Data rows:
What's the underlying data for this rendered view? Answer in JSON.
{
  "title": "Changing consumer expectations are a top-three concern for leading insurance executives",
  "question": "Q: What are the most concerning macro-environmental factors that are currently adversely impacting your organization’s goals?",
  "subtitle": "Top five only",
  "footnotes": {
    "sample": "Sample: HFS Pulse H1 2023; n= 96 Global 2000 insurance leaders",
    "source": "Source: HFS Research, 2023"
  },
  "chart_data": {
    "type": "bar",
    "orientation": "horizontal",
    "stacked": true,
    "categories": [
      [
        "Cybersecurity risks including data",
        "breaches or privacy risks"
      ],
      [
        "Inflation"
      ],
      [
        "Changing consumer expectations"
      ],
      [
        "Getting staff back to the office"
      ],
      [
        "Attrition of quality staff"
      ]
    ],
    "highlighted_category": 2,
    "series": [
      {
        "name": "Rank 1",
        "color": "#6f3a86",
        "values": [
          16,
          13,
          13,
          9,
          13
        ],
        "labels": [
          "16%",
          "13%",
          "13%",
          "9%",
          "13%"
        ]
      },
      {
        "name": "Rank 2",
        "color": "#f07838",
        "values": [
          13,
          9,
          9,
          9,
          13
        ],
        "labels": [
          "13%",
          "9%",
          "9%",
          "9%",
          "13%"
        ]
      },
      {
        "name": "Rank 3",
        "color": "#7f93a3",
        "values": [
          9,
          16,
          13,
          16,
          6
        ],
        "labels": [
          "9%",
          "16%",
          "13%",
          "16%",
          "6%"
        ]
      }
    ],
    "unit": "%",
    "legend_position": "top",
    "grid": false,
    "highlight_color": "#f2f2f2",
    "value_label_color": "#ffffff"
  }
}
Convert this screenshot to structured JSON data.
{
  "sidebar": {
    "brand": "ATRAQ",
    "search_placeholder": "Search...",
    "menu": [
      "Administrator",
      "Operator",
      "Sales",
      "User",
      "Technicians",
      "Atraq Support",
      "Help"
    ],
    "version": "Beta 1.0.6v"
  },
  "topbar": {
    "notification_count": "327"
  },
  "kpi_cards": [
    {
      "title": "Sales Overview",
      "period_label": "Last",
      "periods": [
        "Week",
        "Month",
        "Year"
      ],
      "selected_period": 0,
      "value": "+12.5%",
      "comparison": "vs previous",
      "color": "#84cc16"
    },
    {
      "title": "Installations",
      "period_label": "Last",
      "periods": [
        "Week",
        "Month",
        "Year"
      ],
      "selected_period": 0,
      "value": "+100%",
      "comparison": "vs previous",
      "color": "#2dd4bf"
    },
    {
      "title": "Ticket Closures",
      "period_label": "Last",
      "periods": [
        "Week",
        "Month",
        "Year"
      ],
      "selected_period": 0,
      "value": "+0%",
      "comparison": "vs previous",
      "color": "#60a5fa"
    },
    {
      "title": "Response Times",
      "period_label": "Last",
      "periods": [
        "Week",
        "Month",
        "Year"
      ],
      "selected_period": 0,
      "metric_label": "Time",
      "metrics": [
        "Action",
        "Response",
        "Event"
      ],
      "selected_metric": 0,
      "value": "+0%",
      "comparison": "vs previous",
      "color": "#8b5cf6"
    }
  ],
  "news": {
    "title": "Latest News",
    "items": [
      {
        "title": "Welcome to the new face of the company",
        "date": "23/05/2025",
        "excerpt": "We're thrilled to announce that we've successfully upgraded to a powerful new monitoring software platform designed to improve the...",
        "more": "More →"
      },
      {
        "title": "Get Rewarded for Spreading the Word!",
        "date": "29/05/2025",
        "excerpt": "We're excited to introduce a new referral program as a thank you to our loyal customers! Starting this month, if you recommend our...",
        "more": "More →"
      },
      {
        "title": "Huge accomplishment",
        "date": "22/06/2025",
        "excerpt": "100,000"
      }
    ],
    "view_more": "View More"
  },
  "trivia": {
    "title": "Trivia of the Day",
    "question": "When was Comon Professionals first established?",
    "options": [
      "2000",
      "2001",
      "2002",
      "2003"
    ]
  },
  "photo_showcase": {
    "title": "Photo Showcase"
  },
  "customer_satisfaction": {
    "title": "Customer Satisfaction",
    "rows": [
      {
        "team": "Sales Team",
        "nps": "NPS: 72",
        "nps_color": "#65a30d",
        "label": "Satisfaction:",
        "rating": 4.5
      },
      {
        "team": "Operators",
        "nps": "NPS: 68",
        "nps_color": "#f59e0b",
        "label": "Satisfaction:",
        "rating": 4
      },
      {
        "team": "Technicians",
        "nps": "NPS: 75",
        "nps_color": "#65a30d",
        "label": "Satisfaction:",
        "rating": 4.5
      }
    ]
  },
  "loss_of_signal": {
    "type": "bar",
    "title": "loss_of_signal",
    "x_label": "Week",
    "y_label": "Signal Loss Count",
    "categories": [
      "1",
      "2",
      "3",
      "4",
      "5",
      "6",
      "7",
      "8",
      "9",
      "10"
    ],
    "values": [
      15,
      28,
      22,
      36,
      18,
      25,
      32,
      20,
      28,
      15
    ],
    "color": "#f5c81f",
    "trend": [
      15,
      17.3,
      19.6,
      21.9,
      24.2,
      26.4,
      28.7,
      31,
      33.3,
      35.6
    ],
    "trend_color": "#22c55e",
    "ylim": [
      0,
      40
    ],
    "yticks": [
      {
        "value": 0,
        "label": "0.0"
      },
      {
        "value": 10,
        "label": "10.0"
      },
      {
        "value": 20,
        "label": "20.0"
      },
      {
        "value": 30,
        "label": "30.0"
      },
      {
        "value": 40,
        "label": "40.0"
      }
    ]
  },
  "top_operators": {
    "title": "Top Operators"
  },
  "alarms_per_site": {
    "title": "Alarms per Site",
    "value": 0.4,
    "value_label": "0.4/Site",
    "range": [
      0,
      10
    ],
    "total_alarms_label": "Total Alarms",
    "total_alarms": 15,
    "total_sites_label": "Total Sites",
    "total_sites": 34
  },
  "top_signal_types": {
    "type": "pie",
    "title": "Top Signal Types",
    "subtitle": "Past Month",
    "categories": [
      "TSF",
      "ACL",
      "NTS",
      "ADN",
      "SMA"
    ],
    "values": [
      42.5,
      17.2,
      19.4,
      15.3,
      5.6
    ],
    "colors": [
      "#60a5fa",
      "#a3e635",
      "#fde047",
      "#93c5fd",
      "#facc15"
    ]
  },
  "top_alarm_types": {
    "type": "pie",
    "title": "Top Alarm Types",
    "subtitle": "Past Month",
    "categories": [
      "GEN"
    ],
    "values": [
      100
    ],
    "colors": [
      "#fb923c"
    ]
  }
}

To be done: In the listing above, how many lines include the word "team"? Answer with the number and nothing more.

Answer to this exercise: 3